**Part of a data file**:
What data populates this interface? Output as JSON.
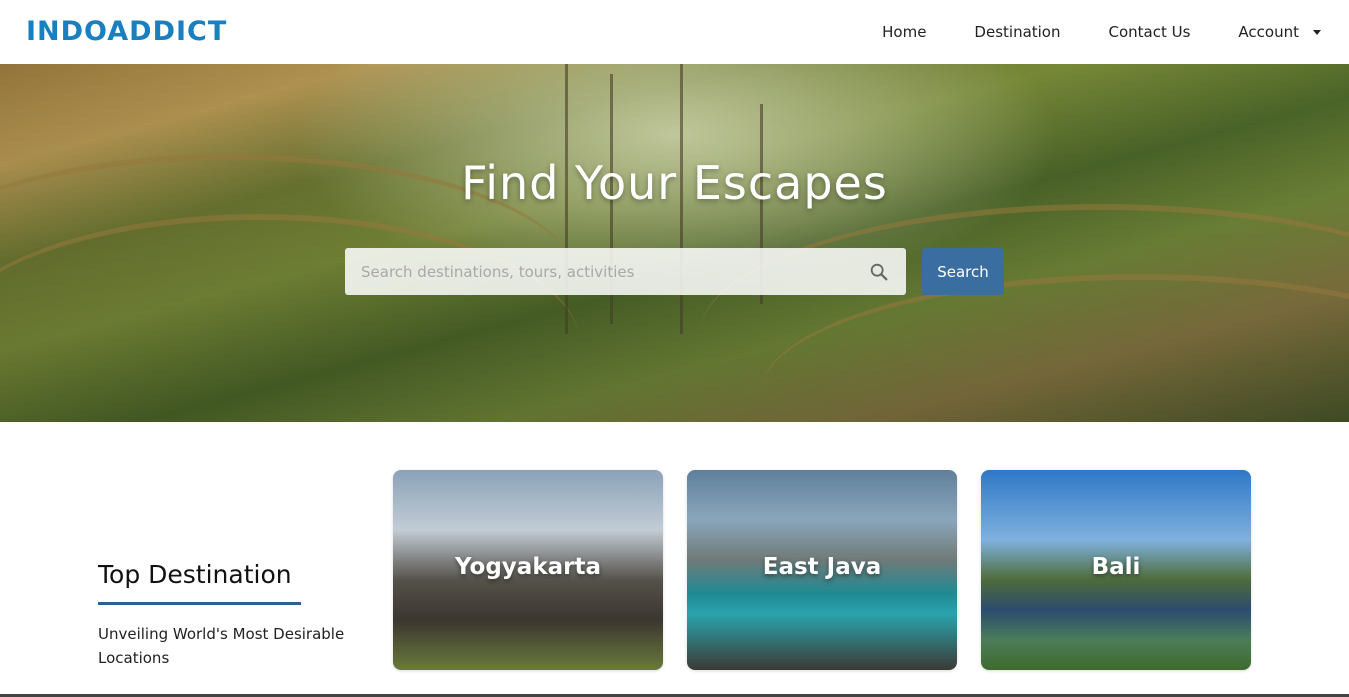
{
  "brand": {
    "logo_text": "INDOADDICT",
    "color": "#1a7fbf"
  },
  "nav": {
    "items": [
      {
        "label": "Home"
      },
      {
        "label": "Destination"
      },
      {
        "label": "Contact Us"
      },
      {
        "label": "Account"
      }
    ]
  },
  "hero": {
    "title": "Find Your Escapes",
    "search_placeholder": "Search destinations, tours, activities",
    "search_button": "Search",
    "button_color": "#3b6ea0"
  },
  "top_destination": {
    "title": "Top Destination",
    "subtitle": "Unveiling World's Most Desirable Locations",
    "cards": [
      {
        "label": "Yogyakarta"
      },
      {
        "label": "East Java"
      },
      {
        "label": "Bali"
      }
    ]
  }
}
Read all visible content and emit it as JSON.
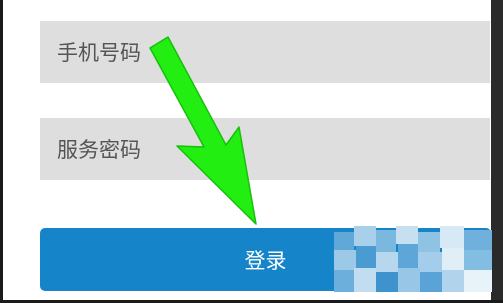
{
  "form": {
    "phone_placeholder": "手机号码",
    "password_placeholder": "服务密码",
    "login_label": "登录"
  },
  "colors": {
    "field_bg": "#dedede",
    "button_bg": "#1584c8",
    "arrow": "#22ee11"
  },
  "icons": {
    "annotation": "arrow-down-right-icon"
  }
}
---
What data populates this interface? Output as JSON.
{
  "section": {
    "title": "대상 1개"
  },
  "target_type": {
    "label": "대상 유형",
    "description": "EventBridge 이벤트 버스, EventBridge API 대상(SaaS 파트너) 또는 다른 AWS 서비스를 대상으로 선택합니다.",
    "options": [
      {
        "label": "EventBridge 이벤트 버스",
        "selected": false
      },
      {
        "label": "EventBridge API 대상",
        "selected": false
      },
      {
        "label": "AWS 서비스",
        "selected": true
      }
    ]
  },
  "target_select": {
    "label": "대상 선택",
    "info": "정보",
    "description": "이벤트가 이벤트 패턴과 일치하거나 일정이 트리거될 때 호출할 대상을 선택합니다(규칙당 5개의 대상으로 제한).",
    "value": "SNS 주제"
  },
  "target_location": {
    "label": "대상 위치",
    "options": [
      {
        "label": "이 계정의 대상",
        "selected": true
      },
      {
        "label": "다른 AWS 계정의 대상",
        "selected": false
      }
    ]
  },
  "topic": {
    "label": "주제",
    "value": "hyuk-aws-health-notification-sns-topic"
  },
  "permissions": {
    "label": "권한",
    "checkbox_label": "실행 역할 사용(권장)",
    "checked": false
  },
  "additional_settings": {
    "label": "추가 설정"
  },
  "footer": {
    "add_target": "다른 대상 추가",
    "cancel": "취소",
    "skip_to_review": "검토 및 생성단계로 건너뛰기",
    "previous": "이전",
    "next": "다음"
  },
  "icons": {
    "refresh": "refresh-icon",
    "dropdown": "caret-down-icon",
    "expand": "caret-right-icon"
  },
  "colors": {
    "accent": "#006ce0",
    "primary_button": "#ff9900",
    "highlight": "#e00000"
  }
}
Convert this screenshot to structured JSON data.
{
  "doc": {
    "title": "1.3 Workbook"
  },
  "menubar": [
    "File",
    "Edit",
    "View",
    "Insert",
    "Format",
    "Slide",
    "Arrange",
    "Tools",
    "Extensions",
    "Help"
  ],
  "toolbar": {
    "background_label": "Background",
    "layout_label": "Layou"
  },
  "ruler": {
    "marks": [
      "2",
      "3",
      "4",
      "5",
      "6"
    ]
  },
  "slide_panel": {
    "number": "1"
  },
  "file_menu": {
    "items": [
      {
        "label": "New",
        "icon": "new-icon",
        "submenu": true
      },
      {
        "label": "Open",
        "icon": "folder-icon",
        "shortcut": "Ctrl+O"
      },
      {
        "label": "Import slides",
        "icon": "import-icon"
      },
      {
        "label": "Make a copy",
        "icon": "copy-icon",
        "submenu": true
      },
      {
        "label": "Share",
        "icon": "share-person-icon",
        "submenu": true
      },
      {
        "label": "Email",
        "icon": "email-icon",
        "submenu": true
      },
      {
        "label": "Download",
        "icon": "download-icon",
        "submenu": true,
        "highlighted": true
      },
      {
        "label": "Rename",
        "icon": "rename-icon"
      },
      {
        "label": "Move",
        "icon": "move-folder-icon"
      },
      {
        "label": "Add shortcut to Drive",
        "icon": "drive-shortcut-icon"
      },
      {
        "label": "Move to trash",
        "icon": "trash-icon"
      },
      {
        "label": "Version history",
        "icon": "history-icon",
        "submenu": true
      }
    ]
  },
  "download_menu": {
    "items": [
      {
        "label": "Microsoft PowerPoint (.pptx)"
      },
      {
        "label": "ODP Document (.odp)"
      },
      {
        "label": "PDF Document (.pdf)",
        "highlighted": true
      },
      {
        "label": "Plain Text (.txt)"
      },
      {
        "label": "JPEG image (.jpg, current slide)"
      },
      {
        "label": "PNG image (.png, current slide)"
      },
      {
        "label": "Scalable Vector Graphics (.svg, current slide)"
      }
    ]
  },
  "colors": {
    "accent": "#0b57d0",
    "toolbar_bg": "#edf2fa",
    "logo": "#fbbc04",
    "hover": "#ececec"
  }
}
==
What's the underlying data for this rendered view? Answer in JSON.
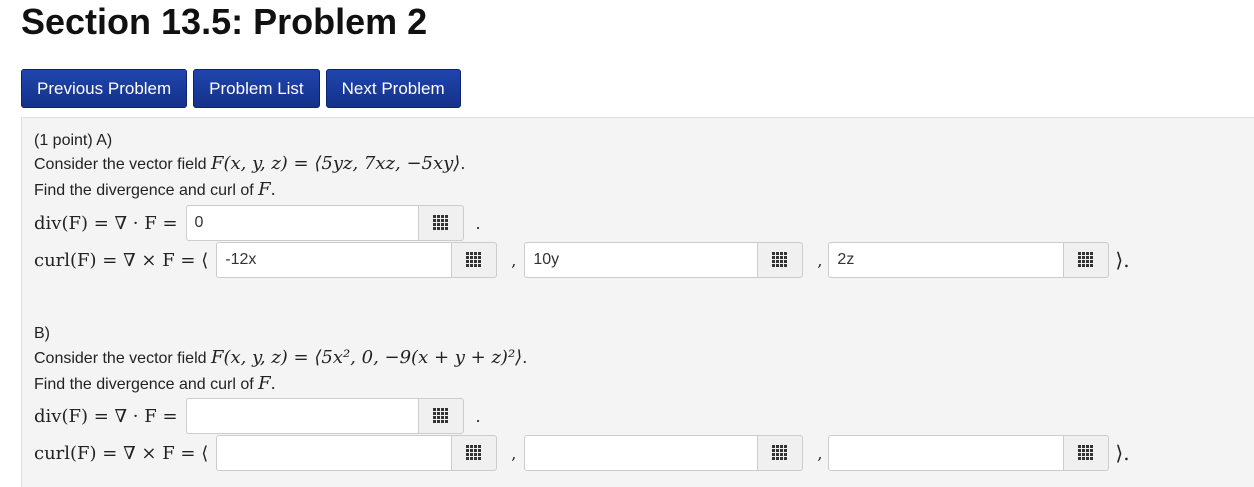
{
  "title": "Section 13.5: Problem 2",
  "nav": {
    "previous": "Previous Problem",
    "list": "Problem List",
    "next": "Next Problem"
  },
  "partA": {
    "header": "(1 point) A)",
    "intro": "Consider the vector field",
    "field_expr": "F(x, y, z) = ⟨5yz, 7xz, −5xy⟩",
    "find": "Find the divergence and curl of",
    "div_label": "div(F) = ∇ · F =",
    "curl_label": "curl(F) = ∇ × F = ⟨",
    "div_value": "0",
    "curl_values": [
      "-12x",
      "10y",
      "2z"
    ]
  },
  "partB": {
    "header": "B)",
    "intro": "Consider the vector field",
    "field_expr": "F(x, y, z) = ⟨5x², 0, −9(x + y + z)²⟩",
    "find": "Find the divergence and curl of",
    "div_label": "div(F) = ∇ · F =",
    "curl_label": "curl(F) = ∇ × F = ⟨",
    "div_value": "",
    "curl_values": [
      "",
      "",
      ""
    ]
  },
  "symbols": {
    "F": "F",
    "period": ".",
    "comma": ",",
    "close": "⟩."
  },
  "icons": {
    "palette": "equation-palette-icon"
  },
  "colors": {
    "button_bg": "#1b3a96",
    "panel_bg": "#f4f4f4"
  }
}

**INSTRUCTIONS TO FOLLOW**: List the lines that contain the word "EventBridge".

**REPLY**:
    "description": "EventBridge 이벤트 버스, EventBridge API 대상(SaaS 파트너) 또는 다른 AWS 서비스를 대상으로 선택합니다.",
        "label": "EventBridge 이벤트 버스",
        "label": "EventBridge API 대상",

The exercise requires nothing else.